● INSTRUCTION:
Give the count of lines that include the string "JSON". Add nothing to it.

─── INPUT MATERIAL

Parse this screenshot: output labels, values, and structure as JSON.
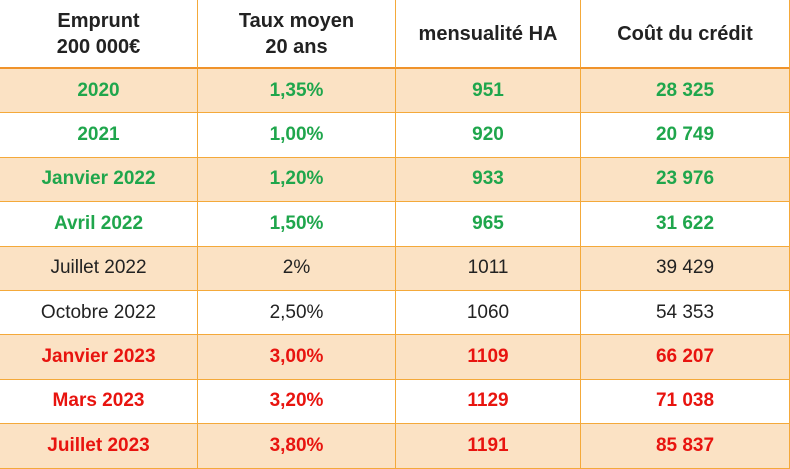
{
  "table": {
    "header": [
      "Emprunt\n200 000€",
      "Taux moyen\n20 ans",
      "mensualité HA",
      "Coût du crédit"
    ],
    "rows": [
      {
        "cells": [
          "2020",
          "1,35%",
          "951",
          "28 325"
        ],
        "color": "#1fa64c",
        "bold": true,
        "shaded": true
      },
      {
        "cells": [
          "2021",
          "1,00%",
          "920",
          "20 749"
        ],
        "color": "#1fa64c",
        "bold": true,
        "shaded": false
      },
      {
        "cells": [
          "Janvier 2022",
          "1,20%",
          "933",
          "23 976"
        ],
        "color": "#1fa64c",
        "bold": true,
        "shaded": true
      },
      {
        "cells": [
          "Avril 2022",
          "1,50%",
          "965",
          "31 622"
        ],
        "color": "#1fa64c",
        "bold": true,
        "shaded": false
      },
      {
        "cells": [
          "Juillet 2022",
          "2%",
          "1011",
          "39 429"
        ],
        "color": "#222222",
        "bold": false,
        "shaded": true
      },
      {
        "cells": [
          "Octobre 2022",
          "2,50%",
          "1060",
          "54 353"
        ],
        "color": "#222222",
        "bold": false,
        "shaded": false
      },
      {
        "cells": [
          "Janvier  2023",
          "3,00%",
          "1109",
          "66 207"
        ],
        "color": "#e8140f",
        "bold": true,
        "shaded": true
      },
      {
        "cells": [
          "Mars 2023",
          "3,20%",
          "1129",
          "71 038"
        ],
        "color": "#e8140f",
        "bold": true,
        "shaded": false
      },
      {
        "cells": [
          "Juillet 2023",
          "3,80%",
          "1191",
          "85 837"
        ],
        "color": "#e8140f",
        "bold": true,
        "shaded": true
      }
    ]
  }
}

──────
─── INPUT MATERIAL

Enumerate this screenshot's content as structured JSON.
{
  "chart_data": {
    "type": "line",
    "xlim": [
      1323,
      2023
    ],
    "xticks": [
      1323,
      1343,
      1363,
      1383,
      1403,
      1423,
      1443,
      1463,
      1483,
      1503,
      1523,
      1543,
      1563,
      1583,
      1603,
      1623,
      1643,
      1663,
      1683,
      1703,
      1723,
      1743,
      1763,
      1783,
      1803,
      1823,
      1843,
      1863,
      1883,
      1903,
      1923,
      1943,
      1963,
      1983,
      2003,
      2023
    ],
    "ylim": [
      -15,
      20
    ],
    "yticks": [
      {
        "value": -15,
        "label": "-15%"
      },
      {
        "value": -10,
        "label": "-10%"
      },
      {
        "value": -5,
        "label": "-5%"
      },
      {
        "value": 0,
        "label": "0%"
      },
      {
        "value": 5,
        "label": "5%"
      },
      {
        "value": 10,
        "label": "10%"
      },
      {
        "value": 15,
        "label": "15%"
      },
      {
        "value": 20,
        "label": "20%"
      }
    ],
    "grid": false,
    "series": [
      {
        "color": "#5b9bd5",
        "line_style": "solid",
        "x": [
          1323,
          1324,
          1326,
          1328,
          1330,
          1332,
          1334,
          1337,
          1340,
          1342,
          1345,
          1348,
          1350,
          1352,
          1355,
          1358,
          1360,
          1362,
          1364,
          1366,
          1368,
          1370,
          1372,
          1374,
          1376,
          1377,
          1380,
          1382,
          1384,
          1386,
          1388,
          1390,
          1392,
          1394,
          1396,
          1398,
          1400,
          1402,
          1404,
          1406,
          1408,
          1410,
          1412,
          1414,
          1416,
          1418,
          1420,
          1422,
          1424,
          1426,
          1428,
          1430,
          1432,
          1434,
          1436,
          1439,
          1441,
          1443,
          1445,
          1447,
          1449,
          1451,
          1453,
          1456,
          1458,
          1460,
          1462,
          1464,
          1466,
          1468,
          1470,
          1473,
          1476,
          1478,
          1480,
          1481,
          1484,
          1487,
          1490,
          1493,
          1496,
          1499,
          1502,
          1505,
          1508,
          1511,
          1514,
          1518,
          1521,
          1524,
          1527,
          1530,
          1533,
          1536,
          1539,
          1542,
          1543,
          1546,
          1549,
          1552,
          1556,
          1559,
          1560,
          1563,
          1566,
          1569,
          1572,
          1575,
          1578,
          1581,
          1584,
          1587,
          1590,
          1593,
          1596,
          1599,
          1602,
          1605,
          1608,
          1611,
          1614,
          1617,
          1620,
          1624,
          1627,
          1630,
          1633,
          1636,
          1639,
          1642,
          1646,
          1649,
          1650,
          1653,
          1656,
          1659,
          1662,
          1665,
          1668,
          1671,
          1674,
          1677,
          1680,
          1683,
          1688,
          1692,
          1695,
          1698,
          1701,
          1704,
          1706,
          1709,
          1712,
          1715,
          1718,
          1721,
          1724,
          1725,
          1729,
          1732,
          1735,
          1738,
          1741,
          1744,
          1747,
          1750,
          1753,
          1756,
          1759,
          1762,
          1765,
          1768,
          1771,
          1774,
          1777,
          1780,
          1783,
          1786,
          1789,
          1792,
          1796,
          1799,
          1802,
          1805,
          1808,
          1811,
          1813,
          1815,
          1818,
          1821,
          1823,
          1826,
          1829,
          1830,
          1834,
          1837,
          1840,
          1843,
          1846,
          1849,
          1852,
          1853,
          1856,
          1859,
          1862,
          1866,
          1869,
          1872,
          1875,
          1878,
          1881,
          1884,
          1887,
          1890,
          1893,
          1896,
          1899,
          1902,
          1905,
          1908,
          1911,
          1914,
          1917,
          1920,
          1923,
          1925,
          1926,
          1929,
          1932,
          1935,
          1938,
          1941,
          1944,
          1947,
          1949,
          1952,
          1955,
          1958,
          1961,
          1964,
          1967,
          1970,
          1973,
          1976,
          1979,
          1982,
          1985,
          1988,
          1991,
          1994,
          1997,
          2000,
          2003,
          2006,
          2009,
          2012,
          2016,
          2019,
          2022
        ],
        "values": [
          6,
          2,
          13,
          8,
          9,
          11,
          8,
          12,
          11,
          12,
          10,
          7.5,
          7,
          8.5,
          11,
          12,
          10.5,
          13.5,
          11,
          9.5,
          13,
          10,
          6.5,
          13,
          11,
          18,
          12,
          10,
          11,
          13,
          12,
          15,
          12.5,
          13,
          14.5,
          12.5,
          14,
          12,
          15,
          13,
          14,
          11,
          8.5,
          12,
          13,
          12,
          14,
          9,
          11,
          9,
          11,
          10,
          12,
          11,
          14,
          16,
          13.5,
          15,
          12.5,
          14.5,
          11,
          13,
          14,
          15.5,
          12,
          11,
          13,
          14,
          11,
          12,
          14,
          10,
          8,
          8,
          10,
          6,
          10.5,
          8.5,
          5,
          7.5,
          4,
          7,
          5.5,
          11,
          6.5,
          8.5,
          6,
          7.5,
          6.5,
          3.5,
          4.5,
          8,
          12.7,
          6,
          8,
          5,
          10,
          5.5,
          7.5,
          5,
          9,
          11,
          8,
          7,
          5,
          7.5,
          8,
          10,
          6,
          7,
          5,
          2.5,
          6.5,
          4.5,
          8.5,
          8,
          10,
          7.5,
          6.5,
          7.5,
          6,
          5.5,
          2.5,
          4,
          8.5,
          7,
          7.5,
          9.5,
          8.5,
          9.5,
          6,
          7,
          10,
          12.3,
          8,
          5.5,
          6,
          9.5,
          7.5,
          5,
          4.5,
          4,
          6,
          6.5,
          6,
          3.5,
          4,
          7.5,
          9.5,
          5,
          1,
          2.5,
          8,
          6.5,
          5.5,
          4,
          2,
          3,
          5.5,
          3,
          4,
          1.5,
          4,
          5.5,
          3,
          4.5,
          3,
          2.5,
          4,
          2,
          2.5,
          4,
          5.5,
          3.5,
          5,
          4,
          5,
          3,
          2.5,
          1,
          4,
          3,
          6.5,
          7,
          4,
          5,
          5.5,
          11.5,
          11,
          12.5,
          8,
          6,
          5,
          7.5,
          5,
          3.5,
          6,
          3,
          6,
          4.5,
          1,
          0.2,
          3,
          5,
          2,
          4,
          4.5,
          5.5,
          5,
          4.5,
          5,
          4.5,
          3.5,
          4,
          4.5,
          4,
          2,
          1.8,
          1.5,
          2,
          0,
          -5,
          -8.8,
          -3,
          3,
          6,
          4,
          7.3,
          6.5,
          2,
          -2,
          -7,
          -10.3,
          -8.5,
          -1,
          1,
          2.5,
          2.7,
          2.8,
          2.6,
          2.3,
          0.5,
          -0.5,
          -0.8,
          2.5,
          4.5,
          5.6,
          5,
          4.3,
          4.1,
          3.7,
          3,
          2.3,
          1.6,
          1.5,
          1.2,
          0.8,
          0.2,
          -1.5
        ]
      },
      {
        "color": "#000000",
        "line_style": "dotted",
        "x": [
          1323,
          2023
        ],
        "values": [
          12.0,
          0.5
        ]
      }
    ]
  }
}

──────
─── INPUT MATERIAL

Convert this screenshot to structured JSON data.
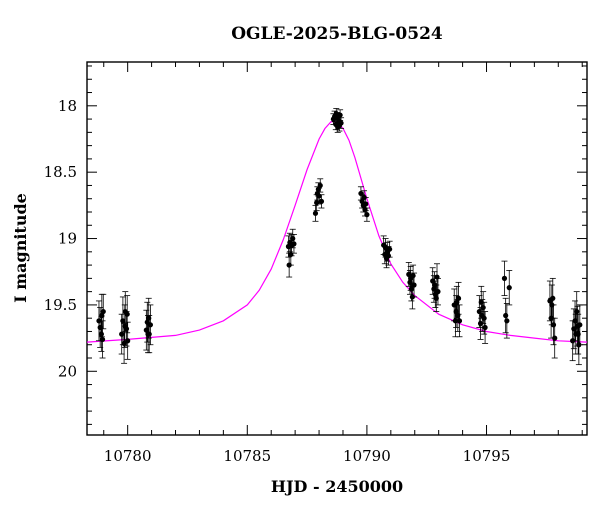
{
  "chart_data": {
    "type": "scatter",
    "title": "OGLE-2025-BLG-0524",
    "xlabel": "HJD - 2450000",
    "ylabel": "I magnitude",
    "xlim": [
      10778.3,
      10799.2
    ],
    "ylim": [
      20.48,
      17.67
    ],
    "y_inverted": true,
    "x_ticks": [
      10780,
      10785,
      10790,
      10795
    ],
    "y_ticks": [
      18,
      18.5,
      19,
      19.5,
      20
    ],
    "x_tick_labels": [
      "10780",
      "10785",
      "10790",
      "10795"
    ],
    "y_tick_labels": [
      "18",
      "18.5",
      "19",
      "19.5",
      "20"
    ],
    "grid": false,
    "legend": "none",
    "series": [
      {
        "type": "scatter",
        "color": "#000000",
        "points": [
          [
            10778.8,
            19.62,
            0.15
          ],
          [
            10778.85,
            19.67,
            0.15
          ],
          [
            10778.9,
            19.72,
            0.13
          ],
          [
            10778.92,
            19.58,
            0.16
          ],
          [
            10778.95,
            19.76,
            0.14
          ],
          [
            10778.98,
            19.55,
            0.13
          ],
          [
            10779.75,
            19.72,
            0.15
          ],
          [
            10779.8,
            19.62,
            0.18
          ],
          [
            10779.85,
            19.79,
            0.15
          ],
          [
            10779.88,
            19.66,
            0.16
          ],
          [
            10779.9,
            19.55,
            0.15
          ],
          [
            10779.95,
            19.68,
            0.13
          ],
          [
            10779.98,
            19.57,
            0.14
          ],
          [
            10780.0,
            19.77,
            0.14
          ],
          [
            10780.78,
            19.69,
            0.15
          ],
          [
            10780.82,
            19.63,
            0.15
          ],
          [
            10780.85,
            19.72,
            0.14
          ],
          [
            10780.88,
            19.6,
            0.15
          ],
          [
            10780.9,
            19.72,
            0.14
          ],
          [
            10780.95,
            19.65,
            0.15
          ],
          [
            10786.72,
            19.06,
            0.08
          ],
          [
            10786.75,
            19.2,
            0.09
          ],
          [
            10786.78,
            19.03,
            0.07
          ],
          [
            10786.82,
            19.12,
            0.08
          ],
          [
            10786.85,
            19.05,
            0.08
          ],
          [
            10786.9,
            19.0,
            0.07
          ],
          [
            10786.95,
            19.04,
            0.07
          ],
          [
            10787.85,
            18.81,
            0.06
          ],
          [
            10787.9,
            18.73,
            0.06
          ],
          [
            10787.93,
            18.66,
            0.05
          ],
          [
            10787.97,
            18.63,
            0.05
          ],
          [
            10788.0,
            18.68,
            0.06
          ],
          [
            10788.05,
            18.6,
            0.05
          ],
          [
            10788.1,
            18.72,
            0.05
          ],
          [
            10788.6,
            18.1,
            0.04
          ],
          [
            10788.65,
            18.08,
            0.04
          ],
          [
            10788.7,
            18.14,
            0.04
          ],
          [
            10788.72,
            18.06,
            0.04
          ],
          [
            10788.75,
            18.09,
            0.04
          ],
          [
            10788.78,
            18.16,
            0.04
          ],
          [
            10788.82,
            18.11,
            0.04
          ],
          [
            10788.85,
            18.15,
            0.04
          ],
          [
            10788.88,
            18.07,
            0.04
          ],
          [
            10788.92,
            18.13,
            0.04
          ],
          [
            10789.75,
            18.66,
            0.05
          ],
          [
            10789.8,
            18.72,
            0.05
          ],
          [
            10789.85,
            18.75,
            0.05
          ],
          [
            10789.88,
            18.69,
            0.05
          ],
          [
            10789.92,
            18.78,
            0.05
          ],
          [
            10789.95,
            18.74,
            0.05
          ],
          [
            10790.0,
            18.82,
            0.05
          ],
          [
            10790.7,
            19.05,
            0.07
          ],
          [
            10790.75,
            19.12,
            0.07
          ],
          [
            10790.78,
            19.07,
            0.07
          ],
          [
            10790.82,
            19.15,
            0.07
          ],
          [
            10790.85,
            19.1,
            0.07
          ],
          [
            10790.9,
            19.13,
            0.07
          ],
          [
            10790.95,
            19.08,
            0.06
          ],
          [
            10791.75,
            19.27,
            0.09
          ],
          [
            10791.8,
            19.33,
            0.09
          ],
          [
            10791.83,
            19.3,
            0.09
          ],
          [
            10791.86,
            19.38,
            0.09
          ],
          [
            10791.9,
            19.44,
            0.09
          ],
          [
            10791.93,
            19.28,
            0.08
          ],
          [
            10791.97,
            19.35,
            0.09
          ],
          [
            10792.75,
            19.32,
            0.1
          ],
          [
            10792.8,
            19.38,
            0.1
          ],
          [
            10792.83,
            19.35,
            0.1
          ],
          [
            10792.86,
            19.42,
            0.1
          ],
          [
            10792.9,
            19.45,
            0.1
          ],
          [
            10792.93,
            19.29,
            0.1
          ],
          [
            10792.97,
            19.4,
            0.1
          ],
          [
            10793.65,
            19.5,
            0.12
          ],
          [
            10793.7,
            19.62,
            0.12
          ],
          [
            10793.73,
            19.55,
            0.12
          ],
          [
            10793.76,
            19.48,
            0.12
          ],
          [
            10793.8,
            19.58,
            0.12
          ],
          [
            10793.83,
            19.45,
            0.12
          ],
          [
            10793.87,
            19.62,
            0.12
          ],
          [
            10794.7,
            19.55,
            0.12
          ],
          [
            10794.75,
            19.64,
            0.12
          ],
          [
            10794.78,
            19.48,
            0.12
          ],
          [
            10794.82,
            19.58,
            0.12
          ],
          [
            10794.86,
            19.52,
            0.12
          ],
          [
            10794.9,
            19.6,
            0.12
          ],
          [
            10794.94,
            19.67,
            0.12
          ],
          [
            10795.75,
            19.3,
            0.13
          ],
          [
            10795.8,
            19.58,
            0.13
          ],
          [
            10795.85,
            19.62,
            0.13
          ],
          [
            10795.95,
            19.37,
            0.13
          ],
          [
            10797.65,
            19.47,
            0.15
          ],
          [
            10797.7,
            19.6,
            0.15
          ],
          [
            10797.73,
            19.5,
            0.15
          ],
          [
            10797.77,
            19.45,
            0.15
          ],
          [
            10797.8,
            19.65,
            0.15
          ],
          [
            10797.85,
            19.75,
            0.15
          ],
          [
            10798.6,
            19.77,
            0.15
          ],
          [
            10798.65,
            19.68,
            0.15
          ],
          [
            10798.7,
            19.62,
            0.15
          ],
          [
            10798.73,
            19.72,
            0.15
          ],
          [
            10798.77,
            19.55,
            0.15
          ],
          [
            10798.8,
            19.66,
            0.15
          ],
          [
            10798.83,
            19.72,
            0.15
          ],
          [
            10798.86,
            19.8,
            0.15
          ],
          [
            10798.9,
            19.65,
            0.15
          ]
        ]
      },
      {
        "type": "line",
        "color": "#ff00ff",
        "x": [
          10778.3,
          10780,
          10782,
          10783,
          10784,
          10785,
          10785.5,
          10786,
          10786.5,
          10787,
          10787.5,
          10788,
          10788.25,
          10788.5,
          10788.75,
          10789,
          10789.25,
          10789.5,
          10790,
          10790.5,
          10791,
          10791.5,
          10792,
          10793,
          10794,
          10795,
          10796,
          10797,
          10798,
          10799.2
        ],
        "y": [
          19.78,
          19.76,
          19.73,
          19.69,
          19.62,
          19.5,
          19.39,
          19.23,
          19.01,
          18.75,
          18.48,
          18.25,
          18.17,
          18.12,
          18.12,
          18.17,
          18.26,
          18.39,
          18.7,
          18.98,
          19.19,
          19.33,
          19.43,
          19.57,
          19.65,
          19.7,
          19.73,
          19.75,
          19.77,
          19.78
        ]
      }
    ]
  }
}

──────

● COMPLETE OUTPUT:
3